*Exercise task*
Provide the data again in its entirety, exactly as given.

*Record set*

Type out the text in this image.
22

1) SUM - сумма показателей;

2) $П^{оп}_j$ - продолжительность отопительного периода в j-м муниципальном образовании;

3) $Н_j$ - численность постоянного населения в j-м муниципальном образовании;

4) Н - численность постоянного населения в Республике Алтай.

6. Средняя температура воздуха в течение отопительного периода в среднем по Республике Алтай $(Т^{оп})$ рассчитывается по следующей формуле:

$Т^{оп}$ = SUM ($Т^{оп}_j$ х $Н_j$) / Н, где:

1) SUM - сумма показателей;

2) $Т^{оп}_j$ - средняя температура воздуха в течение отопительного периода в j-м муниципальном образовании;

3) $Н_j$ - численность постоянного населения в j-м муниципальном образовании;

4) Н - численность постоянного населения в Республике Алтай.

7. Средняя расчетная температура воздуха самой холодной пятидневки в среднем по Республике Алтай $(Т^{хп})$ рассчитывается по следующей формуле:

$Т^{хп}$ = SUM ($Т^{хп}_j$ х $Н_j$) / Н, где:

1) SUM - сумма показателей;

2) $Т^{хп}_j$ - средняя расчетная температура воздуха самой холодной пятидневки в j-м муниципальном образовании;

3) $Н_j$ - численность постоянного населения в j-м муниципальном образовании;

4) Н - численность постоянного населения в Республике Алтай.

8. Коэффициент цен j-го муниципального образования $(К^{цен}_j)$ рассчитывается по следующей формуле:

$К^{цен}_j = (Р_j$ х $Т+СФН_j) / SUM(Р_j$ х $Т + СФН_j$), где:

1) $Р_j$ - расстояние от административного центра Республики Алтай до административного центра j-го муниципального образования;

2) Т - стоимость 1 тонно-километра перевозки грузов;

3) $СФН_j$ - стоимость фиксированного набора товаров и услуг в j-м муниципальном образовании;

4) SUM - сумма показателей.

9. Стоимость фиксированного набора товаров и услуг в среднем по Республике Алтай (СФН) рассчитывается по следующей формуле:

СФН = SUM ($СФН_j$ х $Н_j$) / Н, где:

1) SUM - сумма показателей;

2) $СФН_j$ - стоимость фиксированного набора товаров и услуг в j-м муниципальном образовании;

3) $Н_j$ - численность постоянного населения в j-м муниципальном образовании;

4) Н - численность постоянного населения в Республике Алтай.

*Output below*
Type out the text in this image.
22

1) SUM - сумма показателей;

2) $П^{оп}_j$ - продолжительность отопительного периода в j-м муниципальном образовании;

3) $Н_j$ - численность постоянного населения в j-м муниципальном образовании;

4) Н - численность постоянного населения в Республике Алтай.

6. Средняя температура воздуха в течение отопительного периода в среднем по Республике Алтай $(Т^{оп})$ рассчитывается по следующей формуле:

$Т^{оп}$ = SUM ($Т^{оп}_j$ х $Н_j$) / Н, где:

1) SUM - сумма показателей;

2) $Т^{оп}_j$ - средняя температура воздуха в течение отопительного периода в j-м муниципальном образовании;

3) $Н_j$ - численность постоянного населения в j-м муниципальном образовании;

4) Н - численность постоянного населения в Республике Алтай.

7. Средняя расчетная температура воздуха самой холодной пятидневки в среднем по Республике Алтай $(Т^{хп})$ рассчитывается по следующей формуле:

$Т^{хп}$ = SUM ($Т^{хп}_j$ х $Н_j$) / Н, где:

1) SUM - сумма показателей;

2) $Т^{хп}_j$ - средняя расчетная температура воздуха самой холодной пятидневки в j-м муниципальном образовании;

3) $Н_j$ - численность постоянного населения в j-м муниципальном образовании;

4) Н - численность постоянного населения в Республике Алтай.

8. Коэффициент цен j-го муниципального образования $(К^{цен}_j)$ рассчитывается по следующей формуле:

$К^{цен}_j = (Р_j$ х $Т+СФН_j) / SUM(Р_j$ х $Т + СФН_j$), где:

1) $Р_j$ - расстояние от административного центра Республики Алтай до административного центра j-го муниципального образования;

2) Т - стоимость 1 тонно-километра перевозки грузов;

3) $СФН_j$ - стоимость фиксированного набора товаров и услуг в j-м муниципальном образовании;

4) SUM - сумма показателей.

9. Стоимость фиксированного набора товаров и услуг в среднем по Республике Алтай (СФН) рассчитывается по следующей формуле:

СФН = SUM ($СФН_j$ х $Н_j$) / Н, где:

1) SUM - сумма показателей;

2) $СФН_j$ - стоимость фиксированного набора товаров и услуг в j-м муниципальном образовании;

3) $Н_j$ - численность постоянного населения в j-м муниципальном образовании;

4) Н - численность постоянного населения в Республике Алтай.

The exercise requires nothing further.